[Extracted data]
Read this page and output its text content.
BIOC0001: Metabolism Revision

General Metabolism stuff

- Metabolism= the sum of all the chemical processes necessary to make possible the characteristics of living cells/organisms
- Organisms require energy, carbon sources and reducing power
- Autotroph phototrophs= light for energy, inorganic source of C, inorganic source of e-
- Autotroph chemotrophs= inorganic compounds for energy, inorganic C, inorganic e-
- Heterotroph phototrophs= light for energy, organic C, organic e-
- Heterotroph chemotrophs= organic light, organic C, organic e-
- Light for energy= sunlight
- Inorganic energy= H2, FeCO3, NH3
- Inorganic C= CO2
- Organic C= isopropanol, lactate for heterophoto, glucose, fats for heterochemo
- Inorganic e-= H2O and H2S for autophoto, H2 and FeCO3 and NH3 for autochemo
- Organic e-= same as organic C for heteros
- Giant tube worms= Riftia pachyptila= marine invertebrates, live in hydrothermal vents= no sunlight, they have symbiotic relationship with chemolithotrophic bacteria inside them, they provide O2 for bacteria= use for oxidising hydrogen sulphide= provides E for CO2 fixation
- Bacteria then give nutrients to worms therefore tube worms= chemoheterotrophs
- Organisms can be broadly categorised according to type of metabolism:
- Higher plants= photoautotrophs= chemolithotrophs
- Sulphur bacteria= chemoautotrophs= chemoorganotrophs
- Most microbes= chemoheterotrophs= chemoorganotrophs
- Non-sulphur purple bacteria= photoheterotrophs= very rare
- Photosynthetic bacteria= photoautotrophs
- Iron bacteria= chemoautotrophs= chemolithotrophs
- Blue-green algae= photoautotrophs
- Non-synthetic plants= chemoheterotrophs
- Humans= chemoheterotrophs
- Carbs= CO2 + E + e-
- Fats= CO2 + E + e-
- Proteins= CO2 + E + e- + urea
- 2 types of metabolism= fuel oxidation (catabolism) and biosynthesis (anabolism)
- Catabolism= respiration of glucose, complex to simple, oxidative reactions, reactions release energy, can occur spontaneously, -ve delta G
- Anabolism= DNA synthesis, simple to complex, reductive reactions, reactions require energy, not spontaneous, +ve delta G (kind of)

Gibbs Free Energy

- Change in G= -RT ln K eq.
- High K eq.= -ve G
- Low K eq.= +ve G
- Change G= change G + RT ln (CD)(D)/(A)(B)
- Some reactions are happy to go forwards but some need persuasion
[/Extracted data]
* [What you are asked to do]: Print the records once more, exactly as they were given.

* [Solution for this task]:
Read this page and output its text content.
BIOC0001: Metabolism Revision

General Metabolism stuff

- Metabolism= the sum of all the chemical processes necessary to make possible the characteristics of living cells/organisms
- Organisms require energy, carbon sources and reducing power
- Autotroph phototrophs= light for energy, inorganic source of C, inorganic source of e-
- Autotroph chemotrophs= inorganic compounds for energy, inorganic C, inorganic e-
- Heterotroph phototrophs= light for energy, organic C, organic e-
- Heterotroph chemotrophs= organic light, organic C, organic e-
- Light for energy= sunlight
- Inorganic energy= H2, FeCO3, NH3
- Inorganic C= CO2
- Organic C= isopropanol, lactate for heterophoto, glucose, fats for heterochemo
- Inorganic e-= H2O and H2S for autophoto, H2 and FeCO3 and NH3 for autochemo
- Organic e-= same as organic C for heteros
- Giant tube worms= Riftia pachyptila= marine invertebrates, live in hydrothermal vents= no sunlight, they have symbiotic relationship with chemolithotrophic bacteria inside them, they provide O2 for bacteria= use for oxidising hydrogen sulphide= provides E for CO2 fixation
- Bacteria then give nutrients to worms therefore tube worms= chemoheterotrophs
- Organisms can be broadly categorised according to type of metabolism:
- Higher plants= photoautotrophs= chemolithotrophs
- Sulphur bacteria= chemoautotrophs= chemoorganotrophs
- Most microbes= chemoheterotrophs= chemoorganotrophs
- Non-sulphur purple bacteria= photoheterotrophs= very rare
- Photosynthetic bacteria= photoautotrophs
- Iron bacteria= chemoautotrophs= chemolithotrophs
- Blue-green algae= photoautotrophs
- Non-synthetic plants= chemoheterotrophs
- Humans= chemoheterotrophs
- Carbs= CO2 + E + e-
- Fats= CO2 + E + e-
- Proteins= CO2 + E + e- + urea
- 2 types of metabolism= fuel oxidation (catabolism) and biosynthesis (anabolism)
- Catabolism= respiration of glucose, complex to simple, oxidative reactions, reactions release energy, can occur spontaneously, -ve delta G
- Anabolism= DNA synthesis, simple to complex, reductive reactions, reactions require energy, not spontaneous, +ve delta G (kind of)

Gibbs Free Energy

- Change in G= -RT ln K eq.
- High K eq.= -ve G
- Low K eq.= +ve G
- Change G= change G + RT ln (CD)(D)/(A)(B)
- Some reactions are happy to go forwards but some need persuasion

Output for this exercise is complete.